(Problem requirements)
Search the listing for "Setup" and copy every line where it appears.

(Exercise material)
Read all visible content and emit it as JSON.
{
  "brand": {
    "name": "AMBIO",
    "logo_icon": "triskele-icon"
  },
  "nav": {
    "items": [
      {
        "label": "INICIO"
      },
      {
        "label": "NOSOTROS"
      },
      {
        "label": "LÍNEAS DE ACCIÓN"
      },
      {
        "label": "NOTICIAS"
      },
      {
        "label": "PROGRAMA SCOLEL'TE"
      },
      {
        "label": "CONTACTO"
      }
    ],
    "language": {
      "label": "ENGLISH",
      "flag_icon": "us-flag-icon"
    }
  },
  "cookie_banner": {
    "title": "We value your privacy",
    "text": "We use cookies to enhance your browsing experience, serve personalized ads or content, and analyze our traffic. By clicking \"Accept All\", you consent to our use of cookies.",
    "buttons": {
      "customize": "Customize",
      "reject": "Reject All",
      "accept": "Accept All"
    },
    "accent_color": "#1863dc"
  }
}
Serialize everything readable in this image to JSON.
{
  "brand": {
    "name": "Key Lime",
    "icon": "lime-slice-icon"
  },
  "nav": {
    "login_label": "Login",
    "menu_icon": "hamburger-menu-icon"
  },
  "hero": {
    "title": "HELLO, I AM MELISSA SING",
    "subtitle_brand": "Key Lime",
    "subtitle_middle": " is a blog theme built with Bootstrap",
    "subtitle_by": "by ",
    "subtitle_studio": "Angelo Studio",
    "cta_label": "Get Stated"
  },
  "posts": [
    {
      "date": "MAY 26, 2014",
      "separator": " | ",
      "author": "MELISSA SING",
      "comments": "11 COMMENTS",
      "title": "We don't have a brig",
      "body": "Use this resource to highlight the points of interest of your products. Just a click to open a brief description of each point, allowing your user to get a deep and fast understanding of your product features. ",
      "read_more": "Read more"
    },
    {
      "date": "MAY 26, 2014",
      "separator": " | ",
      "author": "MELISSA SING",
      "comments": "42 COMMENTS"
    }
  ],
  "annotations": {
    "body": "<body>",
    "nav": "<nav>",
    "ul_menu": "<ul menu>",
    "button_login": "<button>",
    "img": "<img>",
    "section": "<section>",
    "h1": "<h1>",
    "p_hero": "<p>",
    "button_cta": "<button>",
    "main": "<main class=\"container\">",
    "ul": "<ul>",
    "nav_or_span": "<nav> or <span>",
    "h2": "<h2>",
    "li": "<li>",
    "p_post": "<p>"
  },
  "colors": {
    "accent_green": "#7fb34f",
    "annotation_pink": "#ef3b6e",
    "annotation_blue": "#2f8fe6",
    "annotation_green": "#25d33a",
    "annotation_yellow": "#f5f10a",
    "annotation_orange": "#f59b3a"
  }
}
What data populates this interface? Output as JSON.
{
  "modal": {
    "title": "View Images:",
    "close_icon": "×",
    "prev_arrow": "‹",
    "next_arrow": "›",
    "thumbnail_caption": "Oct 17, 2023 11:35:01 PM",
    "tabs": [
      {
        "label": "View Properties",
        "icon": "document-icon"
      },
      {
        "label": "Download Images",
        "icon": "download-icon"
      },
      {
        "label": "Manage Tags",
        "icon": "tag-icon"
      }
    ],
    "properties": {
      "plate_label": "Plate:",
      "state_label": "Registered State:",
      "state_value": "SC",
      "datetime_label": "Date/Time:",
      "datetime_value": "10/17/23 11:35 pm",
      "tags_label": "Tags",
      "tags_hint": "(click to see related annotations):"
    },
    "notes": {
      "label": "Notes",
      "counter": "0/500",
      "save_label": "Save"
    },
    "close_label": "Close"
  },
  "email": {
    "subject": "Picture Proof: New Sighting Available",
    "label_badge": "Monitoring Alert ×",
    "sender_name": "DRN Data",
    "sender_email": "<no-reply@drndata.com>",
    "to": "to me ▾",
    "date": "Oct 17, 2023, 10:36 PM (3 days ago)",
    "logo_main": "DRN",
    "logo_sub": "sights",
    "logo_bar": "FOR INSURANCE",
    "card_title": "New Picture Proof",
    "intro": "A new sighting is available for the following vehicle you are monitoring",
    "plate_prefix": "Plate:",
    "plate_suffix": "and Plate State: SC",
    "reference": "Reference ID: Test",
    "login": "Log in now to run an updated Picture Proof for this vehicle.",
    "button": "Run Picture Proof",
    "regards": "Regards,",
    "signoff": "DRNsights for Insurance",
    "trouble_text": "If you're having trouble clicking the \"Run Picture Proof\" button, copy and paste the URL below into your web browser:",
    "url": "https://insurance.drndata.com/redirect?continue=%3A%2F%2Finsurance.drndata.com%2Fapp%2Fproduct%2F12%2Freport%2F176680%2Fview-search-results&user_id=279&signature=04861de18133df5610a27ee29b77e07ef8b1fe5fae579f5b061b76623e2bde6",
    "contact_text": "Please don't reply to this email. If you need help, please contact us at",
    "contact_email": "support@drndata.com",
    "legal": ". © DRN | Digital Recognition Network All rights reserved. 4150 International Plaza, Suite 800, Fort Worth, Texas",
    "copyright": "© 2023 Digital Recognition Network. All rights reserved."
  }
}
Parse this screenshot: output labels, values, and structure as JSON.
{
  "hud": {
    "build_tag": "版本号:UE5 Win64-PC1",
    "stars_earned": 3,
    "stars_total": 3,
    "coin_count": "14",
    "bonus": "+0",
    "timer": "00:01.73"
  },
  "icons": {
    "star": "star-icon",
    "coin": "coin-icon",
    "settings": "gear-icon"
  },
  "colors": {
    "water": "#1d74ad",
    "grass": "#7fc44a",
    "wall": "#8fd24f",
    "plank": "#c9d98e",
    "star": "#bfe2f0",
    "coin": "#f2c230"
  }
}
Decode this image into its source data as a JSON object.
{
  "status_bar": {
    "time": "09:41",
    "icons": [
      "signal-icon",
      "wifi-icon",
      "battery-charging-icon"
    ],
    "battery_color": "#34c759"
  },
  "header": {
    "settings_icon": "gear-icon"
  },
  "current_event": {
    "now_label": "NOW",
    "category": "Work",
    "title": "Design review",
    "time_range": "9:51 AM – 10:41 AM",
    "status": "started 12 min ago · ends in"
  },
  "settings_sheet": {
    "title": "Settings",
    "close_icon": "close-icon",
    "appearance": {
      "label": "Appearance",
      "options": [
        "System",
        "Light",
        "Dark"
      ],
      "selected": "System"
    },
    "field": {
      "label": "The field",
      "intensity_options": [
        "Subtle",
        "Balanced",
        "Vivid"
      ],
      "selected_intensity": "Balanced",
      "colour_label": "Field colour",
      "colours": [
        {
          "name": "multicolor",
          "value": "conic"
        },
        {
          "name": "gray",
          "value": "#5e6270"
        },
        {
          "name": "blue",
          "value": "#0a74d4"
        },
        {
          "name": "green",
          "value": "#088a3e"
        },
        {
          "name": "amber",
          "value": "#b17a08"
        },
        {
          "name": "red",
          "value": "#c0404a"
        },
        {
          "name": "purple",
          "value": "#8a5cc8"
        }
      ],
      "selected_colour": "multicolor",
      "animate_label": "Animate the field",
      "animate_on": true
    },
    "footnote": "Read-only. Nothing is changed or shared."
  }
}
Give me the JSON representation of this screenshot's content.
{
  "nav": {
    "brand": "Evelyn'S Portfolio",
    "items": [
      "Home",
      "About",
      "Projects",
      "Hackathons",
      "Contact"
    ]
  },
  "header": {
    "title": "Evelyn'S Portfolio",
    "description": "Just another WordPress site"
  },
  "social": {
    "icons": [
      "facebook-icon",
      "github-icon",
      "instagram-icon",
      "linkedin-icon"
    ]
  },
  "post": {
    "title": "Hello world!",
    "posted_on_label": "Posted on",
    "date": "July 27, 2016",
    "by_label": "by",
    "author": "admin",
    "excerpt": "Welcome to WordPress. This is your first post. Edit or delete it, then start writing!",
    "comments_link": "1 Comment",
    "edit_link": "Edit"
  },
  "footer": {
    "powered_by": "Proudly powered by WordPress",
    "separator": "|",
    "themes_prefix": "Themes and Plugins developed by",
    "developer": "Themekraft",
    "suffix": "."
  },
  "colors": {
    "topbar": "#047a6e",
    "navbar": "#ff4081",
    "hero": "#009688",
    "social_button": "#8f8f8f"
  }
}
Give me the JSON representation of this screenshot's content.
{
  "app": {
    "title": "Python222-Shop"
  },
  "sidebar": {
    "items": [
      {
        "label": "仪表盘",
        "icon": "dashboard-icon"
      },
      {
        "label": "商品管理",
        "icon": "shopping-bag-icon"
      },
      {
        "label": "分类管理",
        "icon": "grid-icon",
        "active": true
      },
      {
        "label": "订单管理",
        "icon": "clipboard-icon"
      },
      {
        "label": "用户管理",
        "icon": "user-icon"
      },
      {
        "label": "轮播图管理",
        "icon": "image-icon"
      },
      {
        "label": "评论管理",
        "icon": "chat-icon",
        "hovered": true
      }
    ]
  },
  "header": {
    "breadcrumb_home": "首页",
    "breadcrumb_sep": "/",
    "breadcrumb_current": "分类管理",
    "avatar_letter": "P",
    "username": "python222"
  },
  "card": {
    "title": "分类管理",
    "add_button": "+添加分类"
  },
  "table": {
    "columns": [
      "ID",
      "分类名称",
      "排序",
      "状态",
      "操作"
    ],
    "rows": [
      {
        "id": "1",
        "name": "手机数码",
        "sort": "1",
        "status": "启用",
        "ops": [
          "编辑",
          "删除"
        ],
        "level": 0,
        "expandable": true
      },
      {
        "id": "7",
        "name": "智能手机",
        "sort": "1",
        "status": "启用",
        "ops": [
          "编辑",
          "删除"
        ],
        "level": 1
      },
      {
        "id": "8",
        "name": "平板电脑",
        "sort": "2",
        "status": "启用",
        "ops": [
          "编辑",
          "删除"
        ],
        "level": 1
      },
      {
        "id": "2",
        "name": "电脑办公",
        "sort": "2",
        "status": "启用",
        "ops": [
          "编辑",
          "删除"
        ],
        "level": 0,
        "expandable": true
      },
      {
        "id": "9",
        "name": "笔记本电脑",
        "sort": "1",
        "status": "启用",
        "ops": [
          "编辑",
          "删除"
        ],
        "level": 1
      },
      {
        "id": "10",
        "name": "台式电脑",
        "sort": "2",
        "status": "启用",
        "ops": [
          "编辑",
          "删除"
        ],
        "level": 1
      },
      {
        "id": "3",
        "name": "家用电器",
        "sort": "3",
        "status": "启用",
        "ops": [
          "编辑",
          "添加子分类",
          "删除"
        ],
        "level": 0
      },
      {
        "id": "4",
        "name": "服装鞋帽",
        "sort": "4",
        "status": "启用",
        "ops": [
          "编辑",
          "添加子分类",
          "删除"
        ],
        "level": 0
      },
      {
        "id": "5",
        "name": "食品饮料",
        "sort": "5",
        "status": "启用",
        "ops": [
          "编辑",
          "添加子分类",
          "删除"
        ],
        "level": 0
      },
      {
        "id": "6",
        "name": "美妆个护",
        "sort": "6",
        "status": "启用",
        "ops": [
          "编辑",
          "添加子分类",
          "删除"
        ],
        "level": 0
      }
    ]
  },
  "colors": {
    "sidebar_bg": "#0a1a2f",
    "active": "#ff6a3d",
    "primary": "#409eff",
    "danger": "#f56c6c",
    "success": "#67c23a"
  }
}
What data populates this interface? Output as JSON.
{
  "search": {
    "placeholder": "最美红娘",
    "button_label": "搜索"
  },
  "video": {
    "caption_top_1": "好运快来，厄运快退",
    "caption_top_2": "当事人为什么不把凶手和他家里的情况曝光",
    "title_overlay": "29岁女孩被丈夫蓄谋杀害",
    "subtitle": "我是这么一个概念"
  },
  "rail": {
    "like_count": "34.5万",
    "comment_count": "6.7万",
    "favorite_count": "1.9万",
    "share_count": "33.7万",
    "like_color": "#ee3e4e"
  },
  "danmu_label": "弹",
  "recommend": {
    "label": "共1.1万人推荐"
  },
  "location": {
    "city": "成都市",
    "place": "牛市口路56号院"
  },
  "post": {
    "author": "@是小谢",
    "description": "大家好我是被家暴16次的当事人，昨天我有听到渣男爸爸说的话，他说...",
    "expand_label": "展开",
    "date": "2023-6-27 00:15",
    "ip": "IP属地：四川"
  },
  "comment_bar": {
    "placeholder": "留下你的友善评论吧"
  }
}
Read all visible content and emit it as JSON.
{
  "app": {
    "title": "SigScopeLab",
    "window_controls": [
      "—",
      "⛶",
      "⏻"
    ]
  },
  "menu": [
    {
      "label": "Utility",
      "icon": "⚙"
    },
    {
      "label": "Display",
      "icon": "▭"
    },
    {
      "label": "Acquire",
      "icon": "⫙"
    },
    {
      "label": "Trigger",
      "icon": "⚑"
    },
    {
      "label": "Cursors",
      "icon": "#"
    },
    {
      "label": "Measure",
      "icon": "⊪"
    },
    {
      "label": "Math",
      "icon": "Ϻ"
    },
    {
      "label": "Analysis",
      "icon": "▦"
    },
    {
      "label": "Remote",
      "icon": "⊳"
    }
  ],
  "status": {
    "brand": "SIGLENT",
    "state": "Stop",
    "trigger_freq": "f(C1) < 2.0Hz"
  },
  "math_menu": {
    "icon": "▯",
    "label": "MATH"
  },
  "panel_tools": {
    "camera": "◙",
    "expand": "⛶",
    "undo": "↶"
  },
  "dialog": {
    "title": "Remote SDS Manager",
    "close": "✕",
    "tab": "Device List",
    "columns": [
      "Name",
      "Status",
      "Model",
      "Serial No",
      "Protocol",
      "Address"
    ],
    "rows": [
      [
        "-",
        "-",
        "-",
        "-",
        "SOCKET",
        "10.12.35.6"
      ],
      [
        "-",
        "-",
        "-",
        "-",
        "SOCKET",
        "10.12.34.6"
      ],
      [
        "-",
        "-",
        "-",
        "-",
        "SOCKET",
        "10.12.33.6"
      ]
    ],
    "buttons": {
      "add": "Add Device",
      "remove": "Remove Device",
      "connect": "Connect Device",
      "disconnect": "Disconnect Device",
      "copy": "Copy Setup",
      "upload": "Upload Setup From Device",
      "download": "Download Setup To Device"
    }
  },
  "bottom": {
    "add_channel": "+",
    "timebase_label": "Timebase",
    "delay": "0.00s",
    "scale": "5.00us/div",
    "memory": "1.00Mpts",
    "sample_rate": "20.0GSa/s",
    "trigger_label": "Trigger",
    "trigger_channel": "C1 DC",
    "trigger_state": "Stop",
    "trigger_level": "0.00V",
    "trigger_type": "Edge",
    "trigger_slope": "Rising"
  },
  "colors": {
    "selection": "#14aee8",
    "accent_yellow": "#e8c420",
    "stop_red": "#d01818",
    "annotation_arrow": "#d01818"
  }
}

(Reply to the exercise)
      "copy": "Copy Setup",
      "upload": "Upload Setup From Device",
      "download": "Download Setup To Device"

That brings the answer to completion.